▶ _Records to process_
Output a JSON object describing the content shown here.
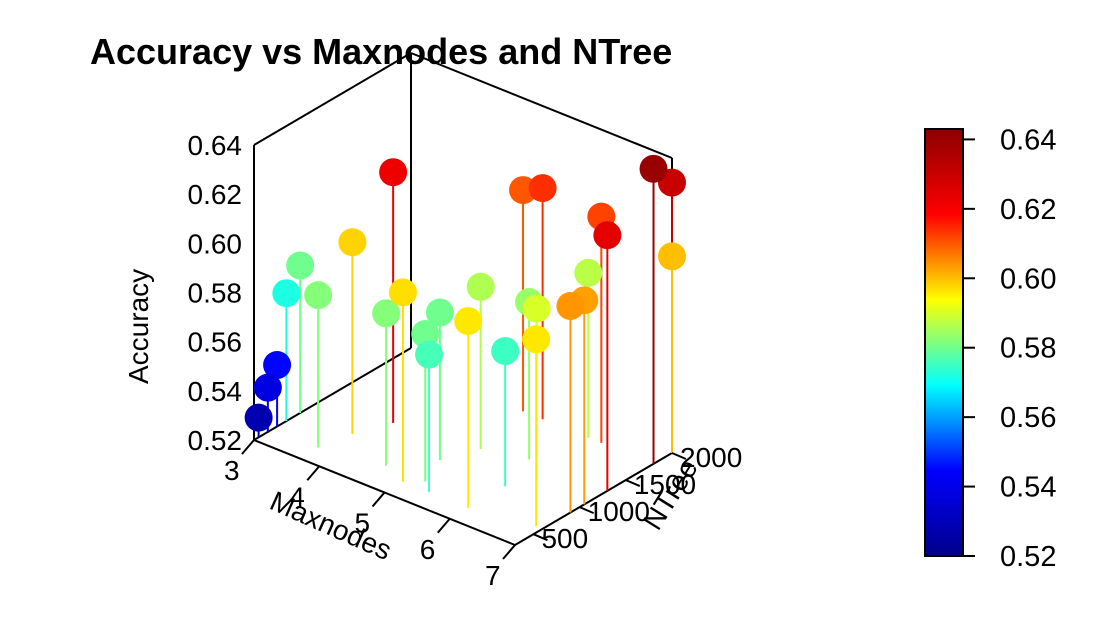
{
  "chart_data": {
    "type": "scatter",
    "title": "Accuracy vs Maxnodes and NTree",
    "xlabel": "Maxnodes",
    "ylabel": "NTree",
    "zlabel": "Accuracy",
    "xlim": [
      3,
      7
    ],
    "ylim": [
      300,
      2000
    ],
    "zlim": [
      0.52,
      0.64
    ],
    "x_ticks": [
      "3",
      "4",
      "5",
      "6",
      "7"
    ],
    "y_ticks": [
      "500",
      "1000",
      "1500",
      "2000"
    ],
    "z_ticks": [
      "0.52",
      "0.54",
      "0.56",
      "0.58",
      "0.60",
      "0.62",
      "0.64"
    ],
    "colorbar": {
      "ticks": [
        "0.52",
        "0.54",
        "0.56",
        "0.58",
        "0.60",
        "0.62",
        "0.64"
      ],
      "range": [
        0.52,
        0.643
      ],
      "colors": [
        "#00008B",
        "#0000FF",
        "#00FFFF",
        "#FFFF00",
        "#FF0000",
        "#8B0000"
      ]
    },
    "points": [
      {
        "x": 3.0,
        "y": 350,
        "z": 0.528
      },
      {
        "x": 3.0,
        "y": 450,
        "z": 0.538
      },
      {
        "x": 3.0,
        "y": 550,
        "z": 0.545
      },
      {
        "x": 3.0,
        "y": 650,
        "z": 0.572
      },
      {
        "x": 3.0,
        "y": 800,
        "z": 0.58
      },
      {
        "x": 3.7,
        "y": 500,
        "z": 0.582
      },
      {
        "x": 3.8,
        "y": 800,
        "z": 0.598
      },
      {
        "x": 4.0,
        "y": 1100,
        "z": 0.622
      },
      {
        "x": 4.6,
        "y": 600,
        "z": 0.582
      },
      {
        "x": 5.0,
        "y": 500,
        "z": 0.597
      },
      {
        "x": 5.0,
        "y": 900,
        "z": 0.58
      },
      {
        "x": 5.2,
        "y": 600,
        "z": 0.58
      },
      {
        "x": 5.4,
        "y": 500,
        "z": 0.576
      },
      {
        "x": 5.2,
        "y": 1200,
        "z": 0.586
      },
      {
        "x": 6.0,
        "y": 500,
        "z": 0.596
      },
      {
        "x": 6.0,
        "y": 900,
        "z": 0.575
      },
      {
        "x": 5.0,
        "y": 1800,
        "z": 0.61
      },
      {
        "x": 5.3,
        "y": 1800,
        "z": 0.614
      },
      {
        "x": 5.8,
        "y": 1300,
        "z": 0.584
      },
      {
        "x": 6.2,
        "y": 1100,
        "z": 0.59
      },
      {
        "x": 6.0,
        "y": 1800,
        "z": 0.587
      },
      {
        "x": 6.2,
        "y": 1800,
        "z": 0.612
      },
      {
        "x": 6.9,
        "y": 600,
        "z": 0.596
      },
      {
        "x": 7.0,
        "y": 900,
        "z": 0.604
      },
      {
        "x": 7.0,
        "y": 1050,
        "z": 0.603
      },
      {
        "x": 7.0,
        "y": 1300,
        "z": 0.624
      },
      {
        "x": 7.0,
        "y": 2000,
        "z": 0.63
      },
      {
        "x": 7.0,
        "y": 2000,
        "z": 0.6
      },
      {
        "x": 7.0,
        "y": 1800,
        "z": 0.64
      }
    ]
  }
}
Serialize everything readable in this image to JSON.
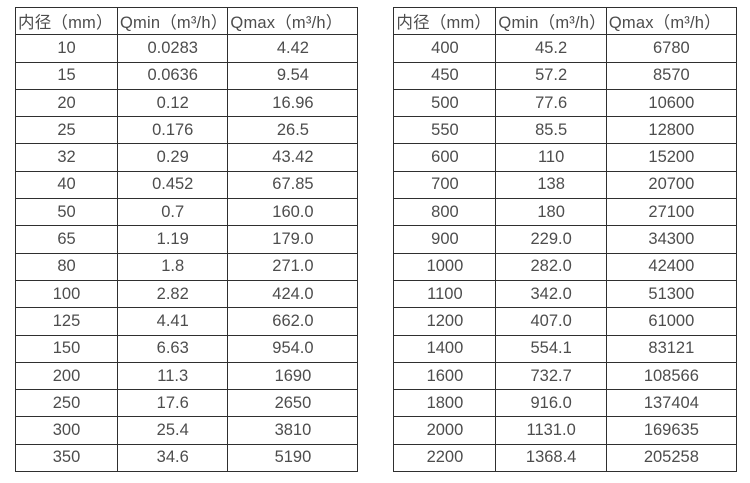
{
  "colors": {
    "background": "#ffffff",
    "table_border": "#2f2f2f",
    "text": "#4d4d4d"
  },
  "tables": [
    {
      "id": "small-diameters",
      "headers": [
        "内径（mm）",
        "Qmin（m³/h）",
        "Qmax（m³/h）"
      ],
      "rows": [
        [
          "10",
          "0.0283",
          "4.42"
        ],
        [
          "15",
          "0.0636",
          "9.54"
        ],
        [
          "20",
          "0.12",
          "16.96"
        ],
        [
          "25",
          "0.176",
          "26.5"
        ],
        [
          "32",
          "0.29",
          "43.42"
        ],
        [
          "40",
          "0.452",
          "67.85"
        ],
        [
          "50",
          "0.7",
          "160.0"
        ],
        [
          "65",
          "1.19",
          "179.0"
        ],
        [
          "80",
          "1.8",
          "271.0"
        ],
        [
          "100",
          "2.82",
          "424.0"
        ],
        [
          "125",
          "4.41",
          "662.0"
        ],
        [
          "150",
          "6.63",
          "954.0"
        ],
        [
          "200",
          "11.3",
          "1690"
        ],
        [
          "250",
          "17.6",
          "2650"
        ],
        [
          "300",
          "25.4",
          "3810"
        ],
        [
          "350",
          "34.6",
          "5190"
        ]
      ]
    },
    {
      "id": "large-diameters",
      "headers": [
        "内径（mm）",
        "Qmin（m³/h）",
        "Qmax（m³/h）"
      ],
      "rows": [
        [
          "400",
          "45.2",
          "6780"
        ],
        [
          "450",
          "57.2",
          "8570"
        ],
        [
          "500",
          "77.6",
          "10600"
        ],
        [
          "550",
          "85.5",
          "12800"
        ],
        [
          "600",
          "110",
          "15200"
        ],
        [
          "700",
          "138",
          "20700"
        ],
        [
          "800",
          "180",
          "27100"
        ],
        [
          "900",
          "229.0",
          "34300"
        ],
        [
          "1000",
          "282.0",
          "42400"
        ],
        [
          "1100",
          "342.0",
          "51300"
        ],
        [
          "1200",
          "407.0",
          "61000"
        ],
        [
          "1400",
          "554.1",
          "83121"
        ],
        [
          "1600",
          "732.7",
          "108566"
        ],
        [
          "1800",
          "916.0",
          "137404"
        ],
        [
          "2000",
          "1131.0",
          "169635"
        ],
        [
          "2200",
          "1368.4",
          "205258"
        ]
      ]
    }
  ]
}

--

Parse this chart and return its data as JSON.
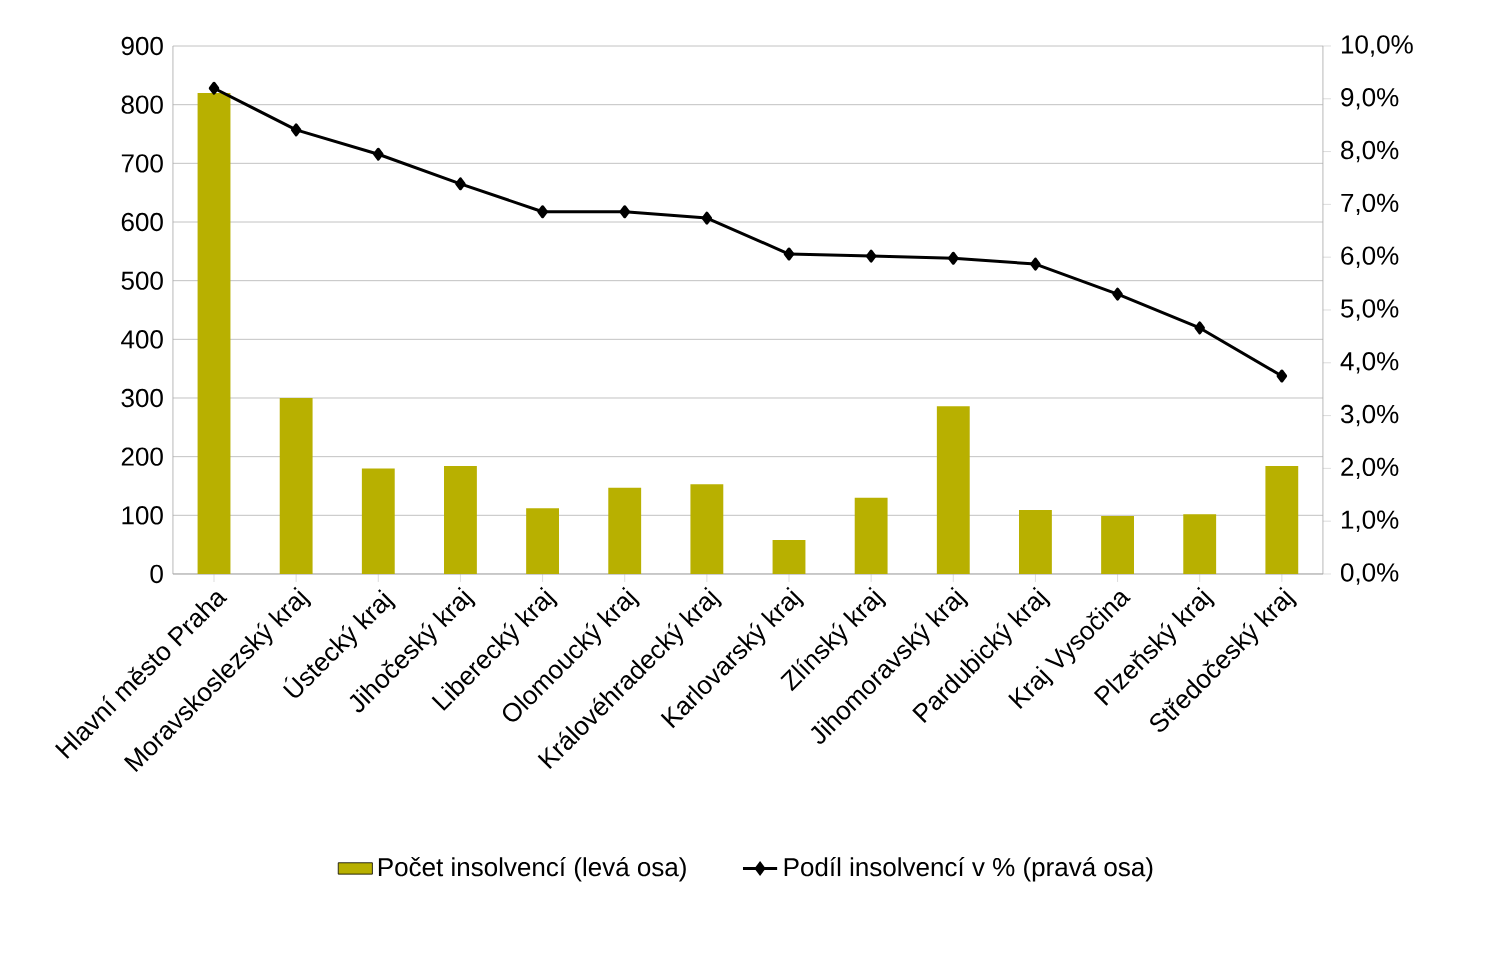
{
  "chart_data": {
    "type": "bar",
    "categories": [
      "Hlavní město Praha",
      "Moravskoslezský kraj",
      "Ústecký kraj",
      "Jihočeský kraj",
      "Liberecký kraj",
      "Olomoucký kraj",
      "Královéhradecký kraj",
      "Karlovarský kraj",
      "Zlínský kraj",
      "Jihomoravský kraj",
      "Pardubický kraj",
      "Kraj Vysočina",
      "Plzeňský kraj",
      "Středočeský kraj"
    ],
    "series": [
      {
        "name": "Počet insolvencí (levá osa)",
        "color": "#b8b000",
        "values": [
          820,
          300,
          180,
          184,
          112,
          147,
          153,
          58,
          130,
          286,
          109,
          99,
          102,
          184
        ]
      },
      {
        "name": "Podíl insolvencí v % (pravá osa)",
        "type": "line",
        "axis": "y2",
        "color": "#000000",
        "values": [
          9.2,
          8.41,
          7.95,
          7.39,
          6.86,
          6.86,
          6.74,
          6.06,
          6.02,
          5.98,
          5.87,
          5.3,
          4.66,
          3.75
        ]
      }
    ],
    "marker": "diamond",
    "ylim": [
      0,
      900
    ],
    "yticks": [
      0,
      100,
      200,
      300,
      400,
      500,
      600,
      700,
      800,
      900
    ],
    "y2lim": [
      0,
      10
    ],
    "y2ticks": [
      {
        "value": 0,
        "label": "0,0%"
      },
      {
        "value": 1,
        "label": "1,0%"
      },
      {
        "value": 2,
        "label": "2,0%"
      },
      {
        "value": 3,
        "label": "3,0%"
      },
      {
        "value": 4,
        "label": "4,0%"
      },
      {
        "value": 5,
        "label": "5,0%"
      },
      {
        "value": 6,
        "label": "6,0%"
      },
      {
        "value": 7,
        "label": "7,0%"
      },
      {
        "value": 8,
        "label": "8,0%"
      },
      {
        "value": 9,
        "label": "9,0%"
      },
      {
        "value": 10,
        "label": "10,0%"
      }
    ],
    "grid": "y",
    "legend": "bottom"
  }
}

▶ _Task statement_
Report each line in the data that holds the word "diameters".

▶ _Finished exercise_
      "id": "small-diameters",
      "id": "large-diameters",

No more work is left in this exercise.